RECORD EXTRACTS:
'''
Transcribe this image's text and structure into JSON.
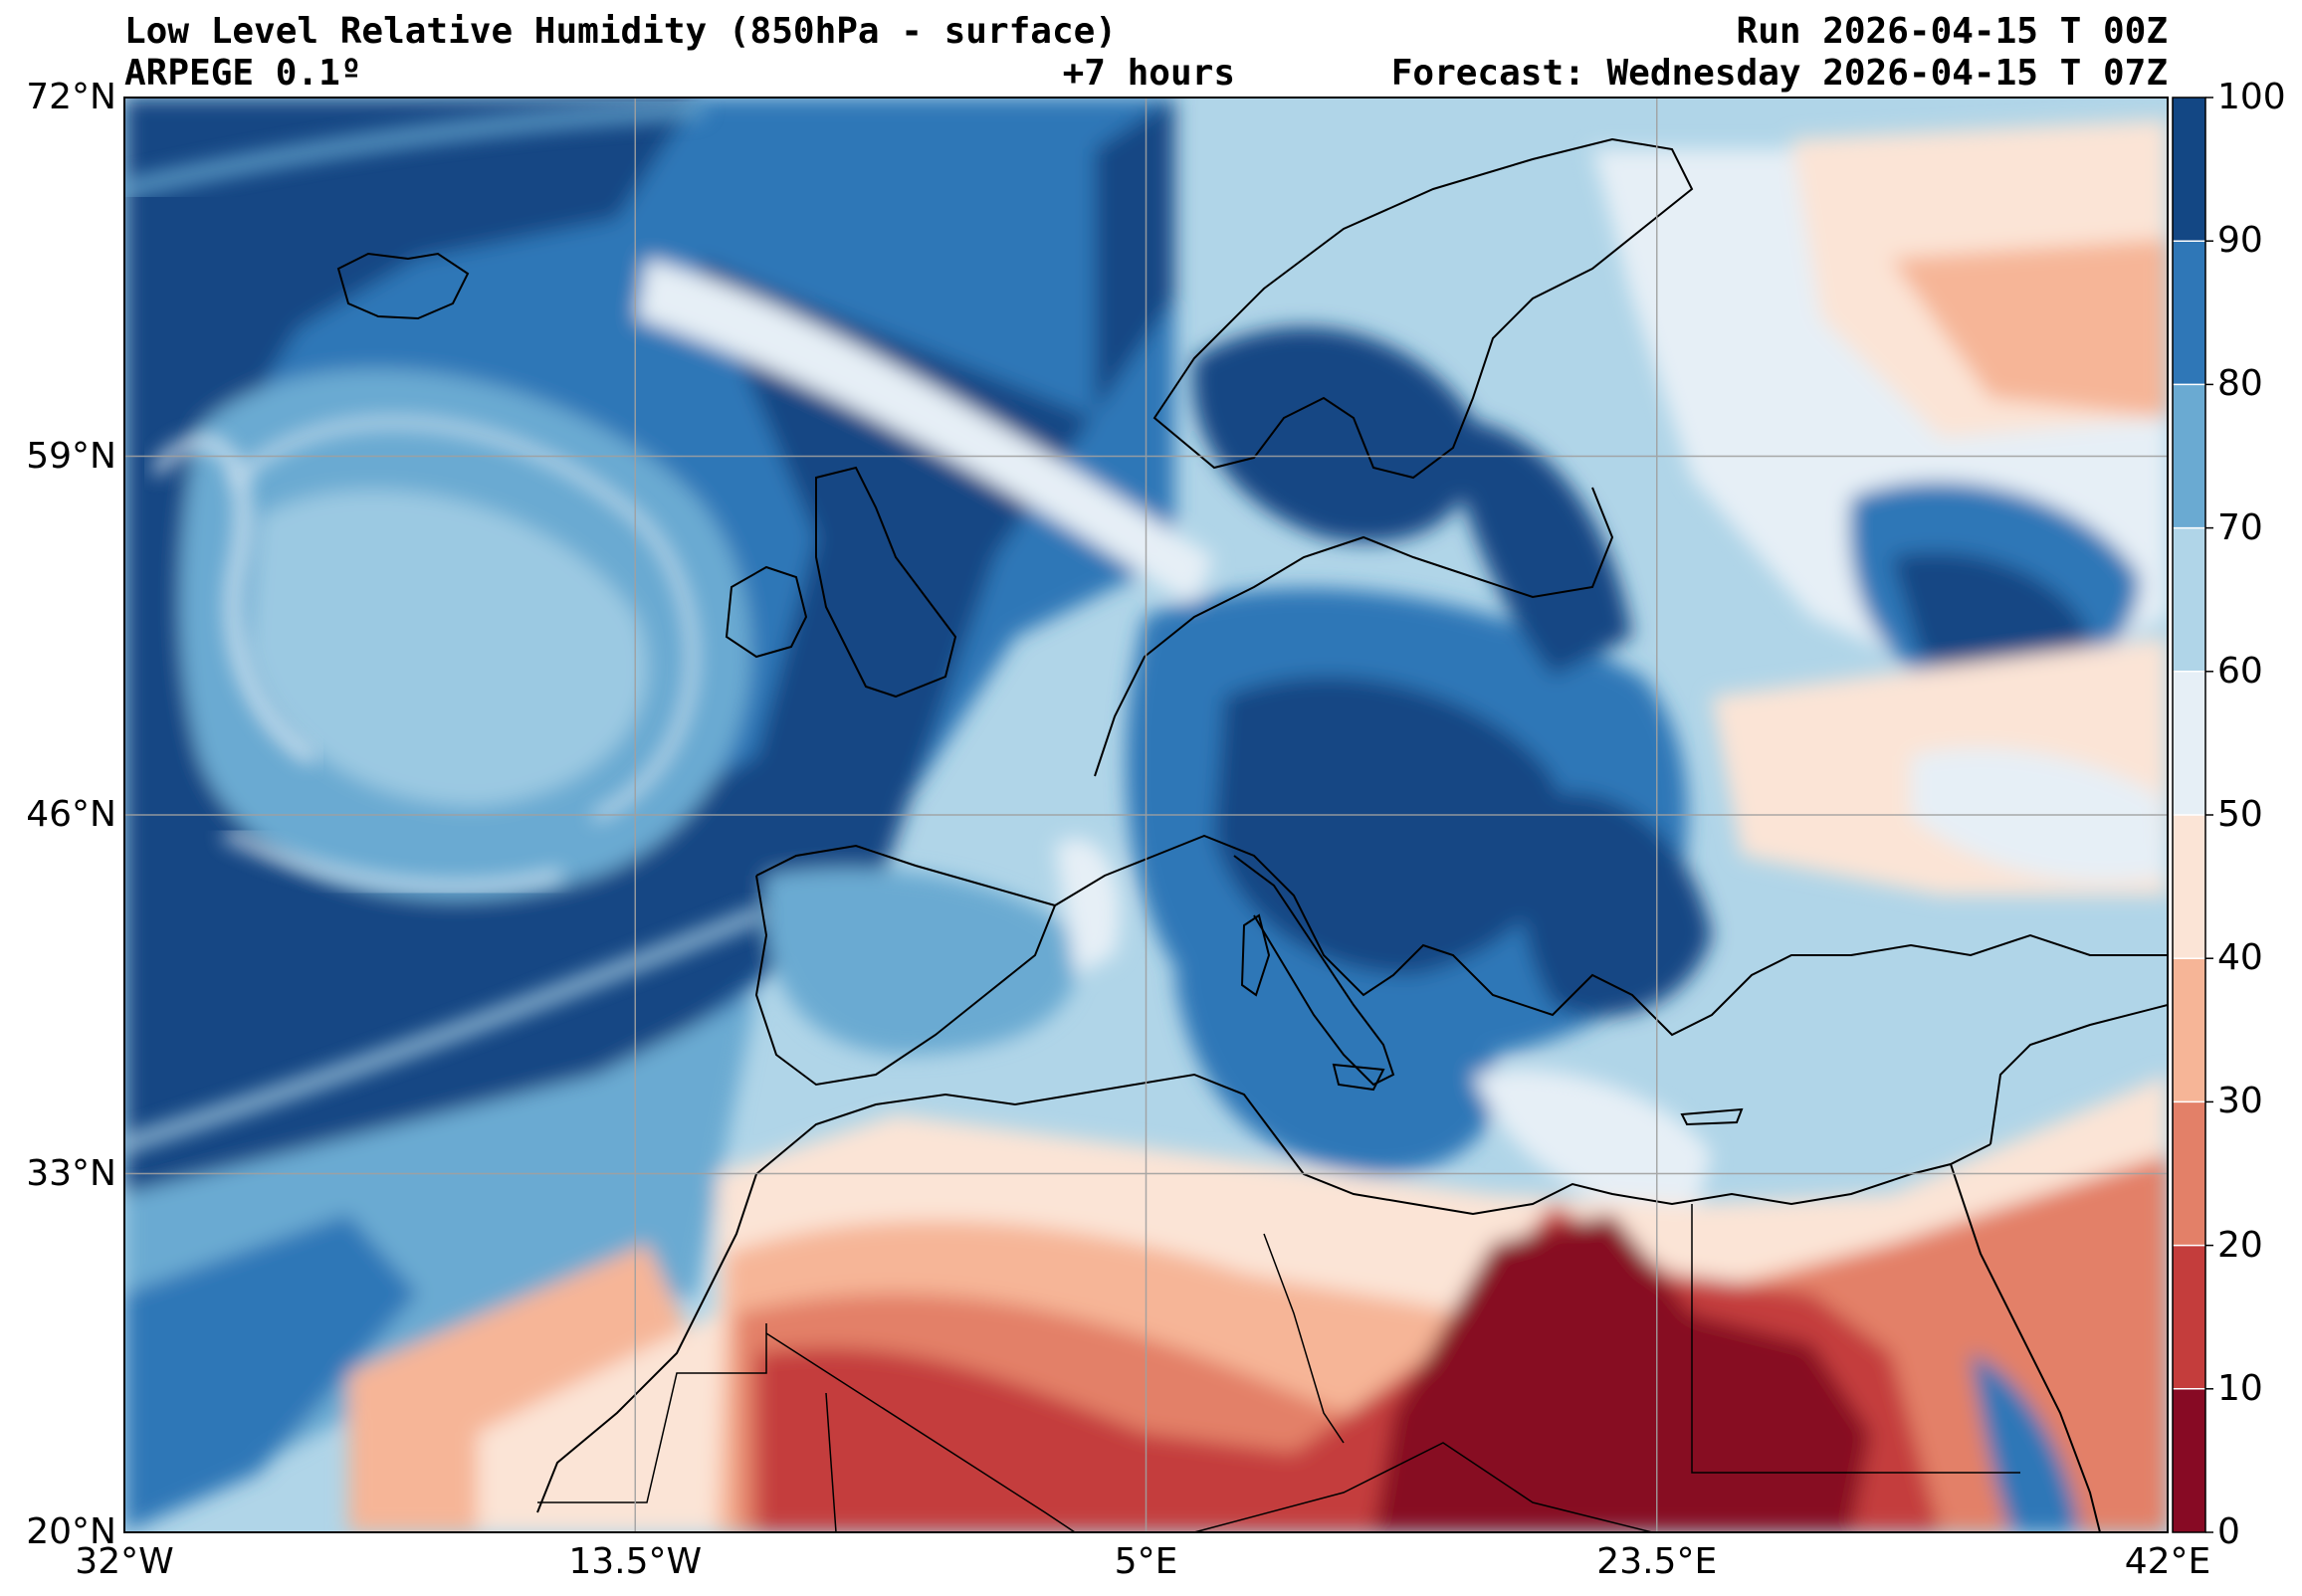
{
  "header": {
    "title": "Low Level Relative Humidity (850hPa - surface)",
    "model": "ARPEGE 0.1º",
    "lead_time": "+7 hours",
    "run": "Run 2026-04-15 T 00Z",
    "forecast": "Forecast: Wednesday 2026-04-15 T 07Z"
  },
  "map": {
    "extent": {
      "lon_min": -32,
      "lon_max": 42,
      "lat_min": 20,
      "lat_max": 72
    },
    "lon_ticks": [
      {
        "value": -32,
        "label": "32°W"
      },
      {
        "value": -13.5,
        "label": "13.5°W"
      },
      {
        "value": 5,
        "label": "5°E"
      },
      {
        "value": 23.5,
        "label": "23.5°E"
      },
      {
        "value": 42,
        "label": "42°E"
      }
    ],
    "lat_ticks": [
      {
        "value": 72,
        "label": "72°N"
      },
      {
        "value": 59,
        "label": "59°N"
      },
      {
        "value": 46,
        "label": "46°N"
      },
      {
        "value": 33,
        "label": "33°N"
      },
      {
        "value": 20,
        "label": "20°N"
      }
    ],
    "grid": true
  },
  "colorbar": {
    "levels": [
      0,
      10,
      20,
      30,
      40,
      50,
      60,
      70,
      80,
      90,
      100
    ],
    "labels": [
      "0",
      "10",
      "20",
      "30",
      "40",
      "50",
      "60",
      "70",
      "80",
      "90",
      "100"
    ],
    "colors": [
      "#870a24",
      "#c43d3c",
      "#e38068",
      "#f6b597",
      "#fbe4d6",
      "#e6eff6",
      "#b0d5e8",
      "#6aaad2",
      "#2f77b7",
      "#134784"
    ]
  }
}
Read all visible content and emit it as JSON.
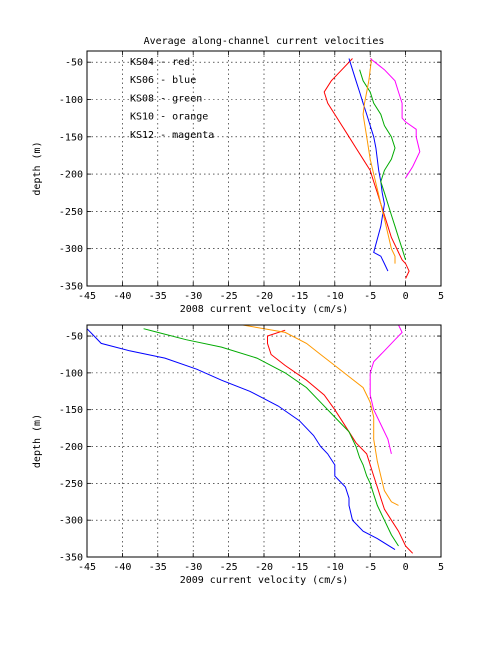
'''
TASK BRIEF:
Reproduce each line holding the word "JSON".

FULL RESPONSE:
Transcribe this image's text and structure into JSON.
Read all visible content and emit it as JSON.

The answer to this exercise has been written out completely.